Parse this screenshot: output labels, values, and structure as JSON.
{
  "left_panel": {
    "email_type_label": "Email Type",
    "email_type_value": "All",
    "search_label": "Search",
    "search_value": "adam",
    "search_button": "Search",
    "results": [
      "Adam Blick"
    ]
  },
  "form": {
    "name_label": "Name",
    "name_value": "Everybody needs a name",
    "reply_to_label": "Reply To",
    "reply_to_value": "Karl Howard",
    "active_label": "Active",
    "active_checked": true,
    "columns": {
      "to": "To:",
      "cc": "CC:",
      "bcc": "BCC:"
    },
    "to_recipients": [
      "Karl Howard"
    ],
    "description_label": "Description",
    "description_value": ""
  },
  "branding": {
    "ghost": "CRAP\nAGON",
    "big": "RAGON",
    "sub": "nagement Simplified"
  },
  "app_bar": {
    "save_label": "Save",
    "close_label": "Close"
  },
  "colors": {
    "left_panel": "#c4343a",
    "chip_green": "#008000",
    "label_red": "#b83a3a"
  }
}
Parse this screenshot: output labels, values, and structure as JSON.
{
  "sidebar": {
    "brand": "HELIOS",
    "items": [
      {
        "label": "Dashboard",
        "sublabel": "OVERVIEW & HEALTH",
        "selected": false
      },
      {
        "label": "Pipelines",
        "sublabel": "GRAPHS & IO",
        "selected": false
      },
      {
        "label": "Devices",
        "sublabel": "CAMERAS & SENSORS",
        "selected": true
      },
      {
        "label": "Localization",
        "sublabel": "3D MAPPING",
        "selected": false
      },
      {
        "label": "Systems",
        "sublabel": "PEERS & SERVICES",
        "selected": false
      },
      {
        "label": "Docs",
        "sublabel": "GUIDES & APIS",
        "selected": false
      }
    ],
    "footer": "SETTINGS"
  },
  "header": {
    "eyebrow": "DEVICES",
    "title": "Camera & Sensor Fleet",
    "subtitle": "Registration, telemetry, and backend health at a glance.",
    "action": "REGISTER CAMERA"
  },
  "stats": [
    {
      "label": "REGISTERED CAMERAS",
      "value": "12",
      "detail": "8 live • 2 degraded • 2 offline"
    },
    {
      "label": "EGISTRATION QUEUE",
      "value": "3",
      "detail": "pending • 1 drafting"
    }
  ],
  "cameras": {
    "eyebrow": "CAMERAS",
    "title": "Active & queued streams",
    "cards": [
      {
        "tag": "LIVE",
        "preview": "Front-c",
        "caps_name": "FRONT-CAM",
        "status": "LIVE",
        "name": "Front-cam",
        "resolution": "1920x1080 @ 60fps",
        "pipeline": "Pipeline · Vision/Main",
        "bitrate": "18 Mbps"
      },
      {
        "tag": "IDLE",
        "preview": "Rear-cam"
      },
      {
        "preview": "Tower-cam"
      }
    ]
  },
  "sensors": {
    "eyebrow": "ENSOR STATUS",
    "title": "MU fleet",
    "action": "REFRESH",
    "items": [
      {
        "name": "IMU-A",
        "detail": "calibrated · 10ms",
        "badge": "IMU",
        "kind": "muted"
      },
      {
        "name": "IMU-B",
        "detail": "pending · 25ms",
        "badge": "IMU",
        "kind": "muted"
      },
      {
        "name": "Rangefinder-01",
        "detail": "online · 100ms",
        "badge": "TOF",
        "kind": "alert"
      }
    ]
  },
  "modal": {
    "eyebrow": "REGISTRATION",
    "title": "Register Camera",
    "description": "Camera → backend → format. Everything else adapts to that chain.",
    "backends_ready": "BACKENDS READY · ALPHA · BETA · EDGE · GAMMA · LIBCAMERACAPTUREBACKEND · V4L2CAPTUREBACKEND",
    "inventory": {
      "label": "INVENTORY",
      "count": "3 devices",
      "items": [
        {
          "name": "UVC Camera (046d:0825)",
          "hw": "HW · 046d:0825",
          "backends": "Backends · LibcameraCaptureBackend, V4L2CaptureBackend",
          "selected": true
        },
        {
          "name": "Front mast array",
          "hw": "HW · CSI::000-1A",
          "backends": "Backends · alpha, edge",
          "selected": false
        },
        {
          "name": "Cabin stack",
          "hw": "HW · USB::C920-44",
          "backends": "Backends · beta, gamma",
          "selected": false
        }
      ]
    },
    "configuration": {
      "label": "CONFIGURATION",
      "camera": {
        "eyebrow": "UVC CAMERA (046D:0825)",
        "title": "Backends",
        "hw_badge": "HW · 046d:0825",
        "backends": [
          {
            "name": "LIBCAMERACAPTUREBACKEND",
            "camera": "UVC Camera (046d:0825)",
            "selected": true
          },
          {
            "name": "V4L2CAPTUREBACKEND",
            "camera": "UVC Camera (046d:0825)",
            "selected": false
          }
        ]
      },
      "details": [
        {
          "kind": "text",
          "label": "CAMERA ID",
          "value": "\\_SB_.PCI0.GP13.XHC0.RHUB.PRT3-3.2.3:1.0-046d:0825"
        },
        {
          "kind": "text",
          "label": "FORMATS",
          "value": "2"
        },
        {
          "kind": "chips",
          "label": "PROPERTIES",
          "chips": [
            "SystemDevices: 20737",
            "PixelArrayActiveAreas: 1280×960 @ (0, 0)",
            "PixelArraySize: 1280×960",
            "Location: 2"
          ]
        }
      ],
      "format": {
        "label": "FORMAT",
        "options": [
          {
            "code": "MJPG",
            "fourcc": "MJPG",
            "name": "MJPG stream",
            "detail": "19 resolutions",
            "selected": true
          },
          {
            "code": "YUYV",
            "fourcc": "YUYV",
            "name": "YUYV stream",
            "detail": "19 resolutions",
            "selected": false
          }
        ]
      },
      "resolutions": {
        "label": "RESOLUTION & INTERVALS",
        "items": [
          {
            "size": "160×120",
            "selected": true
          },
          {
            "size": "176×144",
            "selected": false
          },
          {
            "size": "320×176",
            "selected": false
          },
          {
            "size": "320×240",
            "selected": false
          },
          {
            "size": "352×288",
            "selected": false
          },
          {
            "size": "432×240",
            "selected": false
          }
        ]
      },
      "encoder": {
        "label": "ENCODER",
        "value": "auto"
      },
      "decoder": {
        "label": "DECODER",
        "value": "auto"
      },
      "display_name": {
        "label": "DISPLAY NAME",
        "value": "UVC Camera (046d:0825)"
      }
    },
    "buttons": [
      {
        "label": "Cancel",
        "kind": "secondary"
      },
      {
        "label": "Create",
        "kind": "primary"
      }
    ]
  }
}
══════════
PROBLEM TO WORK ON: Repeat all of the records above exactly as written.

RESPONSE BELOW:
Parse this screenshot: output labels, values, and structure as JSON.
{
  "left_panel": {
    "email_type_label": "Email Type",
    "email_type_value": "All",
    "search_label": "Search",
    "search_value": "adam",
    "search_button": "Search",
    "results": [
      "Adam Blick"
    ]
  },
  "form": {
    "name_label": "Name",
    "name_value": "Everybody needs a name",
    "reply_to_label": "Reply To",
    "reply_to_value": "Karl Howard",
    "active_label": "Active",
    "active_checked": true,
    "columns": {
      "to": "To:",
      "cc": "CC:",
      "bcc": "BCC:"
    },
    "to_recipients": [
      "Karl Howard"
    ],
    "description_label": "Description",
    "description_value": ""
  },
  "branding": {
    "ghost": "CRAP\nAGON",
    "big": "RAGON",
    "sub": "nagement Simplified"
  },
  "app_bar": {
    "save_label": "Save",
    "close_label": "Close"
  },
  "colors": {
    "left_panel": "#c4343a",
    "chip_green": "#008000",
    "label_red": "#b83a3a"
  }
}
Parse this screenshot: output labels, values, and structure as JSON.
{
  "sidebar": {
    "brand": "HELIOS",
    "items": [
      {
        "label": "Dashboard",
        "sublabel": "OVERVIEW & HEALTH",
        "selected": false
      },
      {
        "label": "Pipelines",
        "sublabel": "GRAPHS & IO",
        "selected": false
      },
      {
        "label": "Devices",
        "sublabel": "CAMERAS & SENSORS",
        "selected": true
      },
      {
        "label": "Localization",
        "sublabel": "3D MAPPING",
        "selected": false
      },
      {
        "label": "Systems",
        "sublabel": "PEERS & SERVICES",
        "selected": false
      },
      {
        "label": "Docs",
        "sublabel": "GUIDES & APIS",
        "selected": false
      }
    ],
    "footer": "SETTINGS"
  },
  "header": {
    "eyebrow": "DEVICES",
    "title": "Camera & Sensor Fleet",
    "subtitle": "Registration, telemetry, and backend health at a glance.",
    "action": "REGISTER CAMERA"
  },
  "stats": [
    {
      "label": "REGISTERED CAMERAS",
      "value": "12",
      "detail": "8 live • 2 degraded • 2 offline"
    },
    {
      "label": "EGISTRATION QUEUE",
      "value": "3",
      "detail": "pending • 1 drafting"
    }
  ],
  "cameras": {
    "eyebrow": "CAMERAS",
    "title": "Active & queued streams",
    "cards": [
      {
        "tag": "LIVE",
        "preview": "Front-c",
        "caps_name": "FRONT-CAM",
        "status": "LIVE",
        "name": "Front-cam",
        "resolution": "1920x1080 @ 60fps",
        "pipeline": "Pipeline · Vision/Main",
        "bitrate": "18 Mbps"
      },
      {
        "tag": "IDLE",
        "preview": "Rear-cam"
      },
      {
        "preview": "Tower-cam"
      }
    ]
  },
  "sensors": {
    "eyebrow": "ENSOR STATUS",
    "title": "MU fleet",
    "action": "REFRESH",
    "items": [
      {
        "name": "IMU-A",
        "detail": "calibrated · 10ms",
        "badge": "IMU",
        "kind": "muted"
      },
      {
        "name": "IMU-B",
        "detail": "pending · 25ms",
        "badge": "IMU",
        "kind": "muted"
      },
      {
        "name": "Rangefinder-01",
        "detail": "online · 100ms",
        "badge": "TOF",
        "kind": "alert"
      }
    ]
  },
  "modal": {
    "eyebrow": "REGISTRATION",
    "title": "Register Camera",
    "description": "Camera → backend → format. Everything else adapts to that chain.",
    "backends_ready": "BACKENDS READY · ALPHA · BETA · EDGE · GAMMA · LIBCAMERACAPTUREBACKEND · V4L2CAPTUREBACKEND",
    "inventory": {
      "label": "INVENTORY",
      "count": "3 devices",
      "items": [
        {
          "name": "UVC Camera (046d:0825)",
          "hw": "HW · 046d:0825",
          "backends": "Backends · LibcameraCaptureBackend, V4L2CaptureBackend",
          "selected": true
        },
        {
          "name": "Front mast array",
          "hw": "HW · CSI::000-1A",
          "backends": "Backends · alpha, edge",
          "selected": false
        },
        {
          "name": "Cabin stack",
          "hw": "HW · USB::C920-44",
          "backends": "Backends · beta, gamma",
          "selected": false
        }
      ]
    },
    "configuration": {
      "label": "CONFIGURATION",
      "camera": {
        "eyebrow": "UVC CAMERA (046D:0825)",
        "title": "Backends",
        "hw_badge": "HW · 046d:0825",
        "backends": [
          {
            "name": "LIBCAMERACAPTUREBACKEND",
            "camera": "UVC Camera (046d:0825)",
            "selected": true
          },
          {
            "name": "V4L2CAPTUREBACKEND",
            "camera": "UVC Camera (046d:0825)",
            "selected": false
          }
        ]
      },
      "details": [
        {
          "kind": "text",
          "label": "CAMERA ID",
          "value": "\\_SB_.PCI0.GP13.XHC0.RHUB.PRT3-3.2.3:1.0-046d:0825"
        },
        {
          "kind": "text",
          "label": "FORMATS",
          "value": "2"
        },
        {
          "kind": "chips",
          "label": "PROPERTIES",
          "chips": [
            "SystemDevices: 20737",
            "PixelArrayActiveAreas: 1280×960 @ (0, 0)",
            "PixelArraySize: 1280×960",
            "Location: 2"
          ]
        }
      ],
      "format": {
        "label": "FORMAT",
        "options": [
          {
            "code": "MJPG",
            "fourcc": "MJPG",
            "name": "MJPG stream",
            "detail": "19 resolutions",
            "selected": true
          },
          {
            "code": "YUYV",
            "fourcc": "YUYV",
            "name": "YUYV stream",
            "detail": "19 resolutions",
            "selected": false
          }
        ]
      },
      "resolutions": {
        "label": "RESOLUTION & INTERVALS",
        "items": [
          {
            "size": "160×120",
            "selected": true
          },
          {
            "size": "176×144",
            "selected": false
          },
          {
            "size": "320×176",
            "selected": false
          },
          {
            "size": "320×240",
            "selected": false
          },
          {
            "size": "352×288",
            "selected": false
          },
          {
            "size": "432×240",
            "selected": false
          }
        ]
      },
      "encoder": {
        "label": "ENCODER",
        "value": "auto"
      },
      "decoder": {
        "label": "DECODER",
        "value": "auto"
      },
      "display_name": {
        "label": "DISPLAY NAME",
        "value": "UVC Camera (046d:0825)"
      }
    },
    "buttons": [
      {
        "label": "Cancel",
        "kind": "secondary"
      },
      {
        "label": "Create",
        "kind": "primary"
      }
    ]
  }
}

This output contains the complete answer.